● **What is expected**
Locate every line in the material below that has the word "JSON". Copy each of those lines.

──────── Supplied information

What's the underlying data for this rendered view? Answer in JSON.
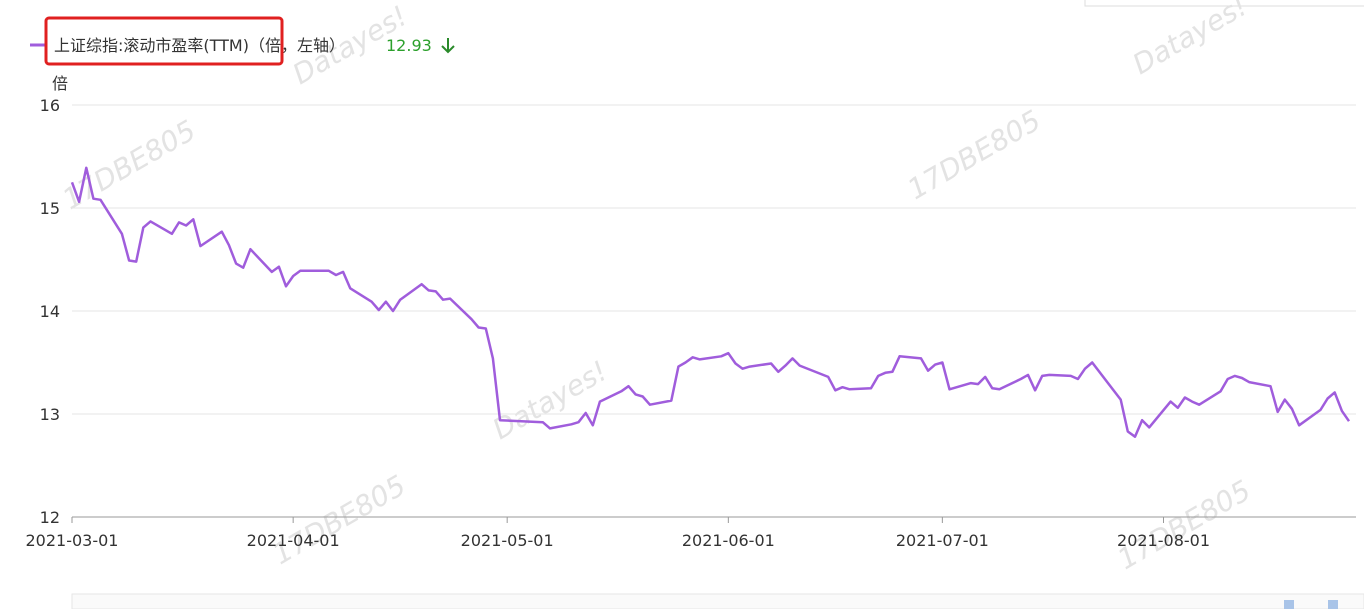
{
  "chart_data": {
    "type": "line",
    "y_unit": "倍",
    "legend_value": 12.93,
    "watermarks": [
      "Datayes!",
      "Datayes!",
      "17DBE805",
      "17DBE805",
      "Datayes!",
      "17DBE805",
      "17DBE805"
    ],
    "xlim": [
      "2021-03-01",
      "2021-08-27"
    ],
    "xticks": [
      "2021-03-01",
      "2021-04-01",
      "2021-05-01",
      "2021-06-01",
      "2021-07-01",
      "2021-08-01"
    ],
    "ylim": [
      12,
      16
    ],
    "yticks": [
      12,
      13,
      14,
      15,
      16
    ],
    "grid": true,
    "x": [
      "2021-03-01",
      "2021-03-02",
      "2021-03-03",
      "2021-03-04",
      "2021-03-05",
      "2021-03-08",
      "2021-03-09",
      "2021-03-10",
      "2021-03-11",
      "2021-03-12",
      "2021-03-15",
      "2021-03-16",
      "2021-03-17",
      "2021-03-18",
      "2021-03-19",
      "2021-03-22",
      "2021-03-23",
      "2021-03-24",
      "2021-03-25",
      "2021-03-26",
      "2021-03-29",
      "2021-03-30",
      "2021-03-31",
      "2021-04-01",
      "2021-04-02",
      "2021-04-06",
      "2021-04-07",
      "2021-04-08",
      "2021-04-09",
      "2021-04-12",
      "2021-04-13",
      "2021-04-14",
      "2021-04-15",
      "2021-04-16",
      "2021-04-19",
      "2021-04-20",
      "2021-04-21",
      "2021-04-22",
      "2021-04-23",
      "2021-04-26",
      "2021-04-27",
      "2021-04-28",
      "2021-04-29",
      "2021-04-30",
      "2021-05-06",
      "2021-05-07",
      "2021-05-10",
      "2021-05-11",
      "2021-05-12",
      "2021-05-13",
      "2021-05-14",
      "2021-05-17",
      "2021-05-18",
      "2021-05-19",
      "2021-05-20",
      "2021-05-21",
      "2021-05-24",
      "2021-05-25",
      "2021-05-26",
      "2021-05-27",
      "2021-05-28",
      "2021-05-31",
      "2021-06-01",
      "2021-06-02",
      "2021-06-03",
      "2021-06-04",
      "2021-06-07",
      "2021-06-08",
      "2021-06-09",
      "2021-06-10",
      "2021-06-11",
      "2021-06-15",
      "2021-06-16",
      "2021-06-17",
      "2021-06-18",
      "2021-06-21",
      "2021-06-22",
      "2021-06-23",
      "2021-06-24",
      "2021-06-25",
      "2021-06-28",
      "2021-06-29",
      "2021-06-30",
      "2021-07-01",
      "2021-07-02",
      "2021-07-05",
      "2021-07-06",
      "2021-07-07",
      "2021-07-08",
      "2021-07-09",
      "2021-07-12",
      "2021-07-13",
      "2021-07-14",
      "2021-07-15",
      "2021-07-16",
      "2021-07-19",
      "2021-07-20",
      "2021-07-21",
      "2021-07-22",
      "2021-07-23",
      "2021-07-26",
      "2021-07-27",
      "2021-07-28",
      "2021-07-29",
      "2021-07-30",
      "2021-08-02",
      "2021-08-03",
      "2021-08-04",
      "2021-08-05",
      "2021-08-06",
      "2021-08-09",
      "2021-08-10",
      "2021-08-11",
      "2021-08-12",
      "2021-08-13",
      "2021-08-16",
      "2021-08-17",
      "2021-08-18",
      "2021-08-19",
      "2021-08-20",
      "2021-08-23",
      "2021-08-24",
      "2021-08-25",
      "2021-08-26",
      "2021-08-27"
    ],
    "series": [
      {
        "name": "上证综指:滚动市盈率(TTM)（倍，左轴）",
        "color": "#a05ddc",
        "values": [
          15.25,
          15.06,
          15.39,
          15.09,
          15.08,
          14.75,
          14.49,
          14.48,
          14.81,
          14.87,
          14.75,
          14.86,
          14.83,
          14.89,
          14.63,
          14.77,
          14.64,
          14.46,
          14.42,
          14.6,
          14.38,
          14.43,
          14.24,
          14.34,
          14.39,
          14.39,
          14.35,
          14.38,
          14.22,
          14.09,
          14.01,
          14.09,
          14.0,
          14.11,
          14.26,
          14.2,
          14.19,
          14.11,
          14.12,
          13.92,
          13.84,
          13.83,
          13.54,
          12.94,
          12.92,
          12.86,
          12.9,
          12.92,
          13.01,
          12.89,
          13.12,
          13.22,
          13.27,
          13.19,
          13.17,
          13.09,
          13.13,
          13.46,
          13.5,
          13.55,
          13.53,
          13.56,
          13.59,
          13.49,
          13.44,
          13.46,
          13.49,
          13.41,
          13.47,
          13.54,
          13.47,
          13.36,
          13.23,
          13.26,
          13.24,
          13.25,
          13.37,
          13.4,
          13.41,
          13.56,
          13.54,
          13.42,
          13.48,
          13.5,
          13.24,
          13.3,
          13.29,
          13.36,
          13.25,
          13.24,
          13.34,
          13.38,
          13.23,
          13.37,
          13.38,
          13.37,
          13.34,
          13.44,
          13.5,
          13.41,
          13.14,
          12.83,
          12.78,
          12.94,
          12.87,
          13.12,
          13.06,
          13.16,
          13.12,
          13.09,
          13.22,
          13.34,
          13.37,
          13.35,
          13.31,
          13.27,
          13.02,
          13.14,
          13.05,
          12.89,
          13.04,
          13.15,
          13.21,
          13.03,
          12.93
        ]
      }
    ]
  }
}
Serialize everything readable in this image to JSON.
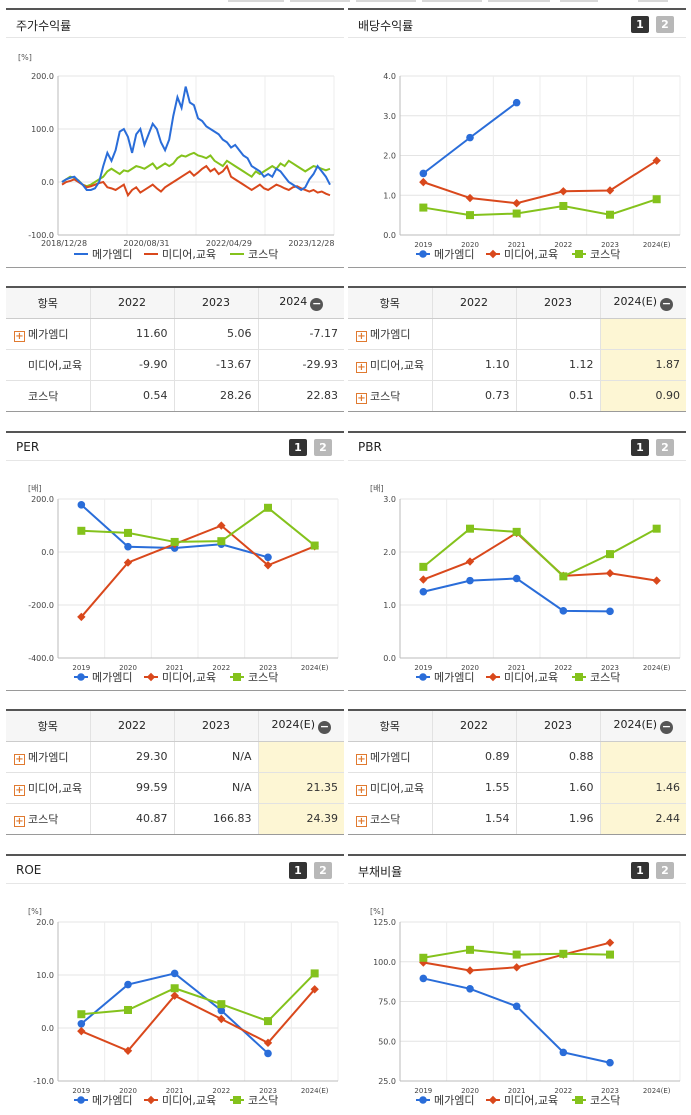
{
  "colors": {
    "mega": "#2a6dd9",
    "media": "#d9481c",
    "kosdaq": "#84c21c"
  },
  "tab1": "1",
  "tab2": "2",
  "panels": {
    "stock": {
      "title": "주가수익률"
    },
    "div": {
      "title": "배당수익률"
    },
    "per": {
      "title": "PER"
    },
    "pbr": {
      "title": "PBR"
    },
    "roe": {
      "title": "ROE"
    },
    "debt": {
      "title": "부채비율"
    }
  },
  "legend": [
    "메가엠디",
    "미디어,교육",
    "코스닥"
  ],
  "stock_table": {
    "header": {
      "item": "항목",
      "c1": "2022",
      "c2": "2023",
      "c3": "2024"
    },
    "rows": [
      {
        "name": "메가엠디",
        "v1": "11.60",
        "v2": "5.06",
        "v3": "-7.17"
      },
      {
        "name": "미디어,교육",
        "v1": "-9.90",
        "v2": "-13.67",
        "v3": "-29.93"
      },
      {
        "name": "코스닥",
        "v1": "0.54",
        "v2": "28.26",
        "v3": "22.83"
      }
    ]
  },
  "div_table": {
    "header": {
      "item": "항목",
      "c1": "2022",
      "c2": "2023",
      "c3": "2024(E)"
    },
    "rows": [
      {
        "name": "메가엠디",
        "v1": "",
        "v2": "",
        "v3": ""
      },
      {
        "name": "미디어,교육",
        "v1": "1.10",
        "v2": "1.12",
        "v3": "1.87"
      },
      {
        "name": "코스닥",
        "v1": "0.73",
        "v2": "0.51",
        "v3": "0.90"
      }
    ]
  },
  "per_table": {
    "header": {
      "item": "항목",
      "c1": "2022",
      "c2": "2023",
      "c3": "2024(E)"
    },
    "rows": [
      {
        "name": "메가엠디",
        "v1": "29.30",
        "v2": "N/A",
        "v3": ""
      },
      {
        "name": "미디어,교육",
        "v1": "99.59",
        "v2": "N/A",
        "v3": "21.35"
      },
      {
        "name": "코스닥",
        "v1": "40.87",
        "v2": "166.83",
        "v3": "24.39"
      }
    ]
  },
  "pbr_table": {
    "header": {
      "item": "항목",
      "c1": "2022",
      "c2": "2023",
      "c3": "2024(E)"
    },
    "rows": [
      {
        "name": "메가엠디",
        "v1": "0.89",
        "v2": "0.88",
        "v3": ""
      },
      {
        "name": "미디어,교육",
        "v1": "1.55",
        "v2": "1.60",
        "v3": "1.46"
      },
      {
        "name": "코스닥",
        "v1": "1.54",
        "v2": "1.96",
        "v3": "2.44"
      }
    ]
  },
  "chart_data": [
    {
      "id": "stock",
      "type": "line",
      "unit": "[%]",
      "ylim": [
        -100,
        200
      ],
      "yticks": [
        "200.0",
        "100.0",
        "0.0",
        "-100.0"
      ],
      "ytick_values": [
        200,
        100,
        0,
        -100
      ],
      "xticks": [
        "2018/12/28",
        "2020/08/31",
        "2022/04/29",
        "2023/12/28"
      ],
      "xtick_index": [
        0,
        20,
        40,
        60
      ],
      "n": 66,
      "series": [
        {
          "name": "메가엠디",
          "values": [
            0,
            5,
            8,
            10,
            2,
            -5,
            -15,
            -15,
            -12,
            0,
            30,
            55,
            40,
            60,
            95,
            100,
            85,
            55,
            90,
            100,
            70,
            90,
            110,
            100,
            75,
            60,
            80,
            125,
            160,
            140,
            180,
            150,
            145,
            120,
            115,
            105,
            100,
            95,
            90,
            80,
            75,
            65,
            70,
            60,
            50,
            45,
            30,
            25,
            20,
            10,
            15,
            10,
            25,
            20,
            10,
            0,
            -5,
            -10,
            -15,
            -10,
            5,
            15,
            30,
            20,
            10,
            -5
          ]
        },
        {
          "name": "미디어,교육",
          "values": [
            -5,
            0,
            2,
            5,
            0,
            -5,
            -10,
            -8,
            -5,
            -2,
            0,
            -10,
            -12,
            -15,
            -10,
            -5,
            -25,
            -15,
            -10,
            -20,
            -15,
            -10,
            -5,
            -12,
            -18,
            -10,
            -5,
            0,
            5,
            10,
            15,
            20,
            12,
            18,
            25,
            30,
            20,
            25,
            15,
            20,
            30,
            10,
            5,
            0,
            -5,
            -10,
            -15,
            -10,
            -5,
            -12,
            -15,
            -10,
            -5,
            -8,
            -12,
            -15,
            -10,
            -8,
            -12,
            -15,
            -18,
            -15,
            -20,
            -18,
            -22,
            -25
          ]
        },
        {
          "name": "코스닥",
          "values": [
            0,
            5,
            10,
            8,
            3,
            -5,
            -8,
            -5,
            0,
            5,
            10,
            20,
            25,
            20,
            15,
            22,
            20,
            25,
            30,
            28,
            25,
            30,
            35,
            25,
            30,
            35,
            30,
            35,
            45,
            50,
            48,
            52,
            55,
            50,
            48,
            45,
            50,
            40,
            35,
            30,
            40,
            35,
            30,
            25,
            20,
            15,
            10,
            20,
            15,
            20,
            25,
            30,
            25,
            35,
            30,
            40,
            35,
            30,
            25,
            20,
            25,
            30,
            28,
            25,
            22,
            25
          ]
        }
      ]
    },
    {
      "id": "div",
      "type": "line",
      "unit": "",
      "ylim": [
        0,
        4
      ],
      "yticks": [
        "4.0",
        "3.0",
        "2.0",
        "1.0",
        "0.0"
      ],
      "ytick_values": [
        4,
        3,
        2,
        1,
        0
      ],
      "categories": [
        "2019",
        "2020",
        "2021",
        "2022",
        "2023",
        "2024(E)"
      ],
      "series": [
        {
          "name": "메가엠디",
          "values": [
            1.55,
            2.45,
            3.33,
            null,
            null,
            null
          ]
        },
        {
          "name": "미디어,교육",
          "values": [
            1.33,
            0.93,
            0.8,
            1.1,
            1.12,
            1.87
          ]
        },
        {
          "name": "코스닥",
          "values": [
            0.69,
            0.5,
            0.54,
            0.73,
            0.51,
            0.9
          ]
        }
      ]
    },
    {
      "id": "per",
      "type": "line",
      "unit": "[배]",
      "ylim": [
        -400,
        200
      ],
      "yticks": [
        "200.0",
        "0.0",
        "-200.0",
        "-400.0"
      ],
      "ytick_values": [
        200,
        0,
        -200,
        -400
      ],
      "categories": [
        "2019",
        "2020",
        "2021",
        "2022",
        "2023",
        "2024(E)"
      ],
      "series": [
        {
          "name": "메가엠디",
          "values": [
            178,
            20,
            15,
            29.3,
            -20,
            null
          ]
        },
        {
          "name": "미디어,교육",
          "values": [
            -245,
            -40,
            30,
            99.59,
            -50,
            21.35
          ]
        },
        {
          "name": "코스닥",
          "values": [
            80,
            72,
            38,
            40.87,
            166.83,
            24.39
          ]
        }
      ]
    },
    {
      "id": "pbr",
      "type": "line",
      "unit": "[배]",
      "ylim": [
        0,
        3
      ],
      "yticks": [
        "3.0",
        "2.0",
        "1.0",
        "0.0"
      ],
      "ytick_values": [
        3,
        2,
        1,
        0
      ],
      "categories": [
        "2019",
        "2020",
        "2021",
        "2022",
        "2023",
        "2024(E)"
      ],
      "series": [
        {
          "name": "메가엠디",
          "values": [
            1.25,
            1.46,
            1.5,
            0.89,
            0.88,
            null
          ]
        },
        {
          "name": "미디어,교육",
          "values": [
            1.48,
            1.82,
            2.36,
            1.55,
            1.6,
            1.46
          ]
        },
        {
          "name": "코스닥",
          "values": [
            1.72,
            2.44,
            2.38,
            1.54,
            1.96,
            2.44
          ]
        }
      ]
    },
    {
      "id": "roe",
      "type": "line",
      "unit": "[%]",
      "ylim": [
        -10,
        20
      ],
      "yticks": [
        "20.0",
        "10.0",
        "0.0",
        "-10.0"
      ],
      "ytick_values": [
        20,
        10,
        0,
        -10
      ],
      "categories": [
        "2019",
        "2020",
        "2021",
        "2022",
        "2023",
        "2024(E)"
      ],
      "series": [
        {
          "name": "메가엠디",
          "values": [
            0.8,
            8.2,
            10.3,
            3.3,
            -4.8,
            null
          ]
        },
        {
          "name": "미디어,교육",
          "values": [
            -0.6,
            -4.3,
            6.1,
            1.7,
            -2.8,
            7.3
          ]
        },
        {
          "name": "코스닥",
          "values": [
            2.6,
            3.4,
            7.5,
            4.5,
            1.3,
            10.3
          ]
        }
      ]
    },
    {
      "id": "debt",
      "type": "line",
      "unit": "[%]",
      "ylim": [
        25,
        125
      ],
      "yticks": [
        "125.0",
        "100.0",
        "75.0",
        "50.0",
        "25.0"
      ],
      "ytick_values": [
        125,
        100,
        75,
        50,
        25
      ],
      "categories": [
        "2019",
        "2020",
        "2021",
        "2022",
        "2023",
        "2024(E)"
      ],
      "series": [
        {
          "name": "메가엠디",
          "values": [
            89.5,
            83,
            72,
            43,
            36.5,
            null
          ]
        },
        {
          "name": "미디어,교육",
          "values": [
            99.5,
            94.5,
            96.5,
            104.5,
            112,
            null
          ]
        },
        {
          "name": "코스닥",
          "values": [
            102.5,
            107.5,
            104.5,
            105,
            104.5,
            null
          ]
        }
      ]
    }
  ]
}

────────────────

● **Exercise response**
What's the underlying data for this rendered view? Answer in JSON.
Serialize everything readable in this image to JSON.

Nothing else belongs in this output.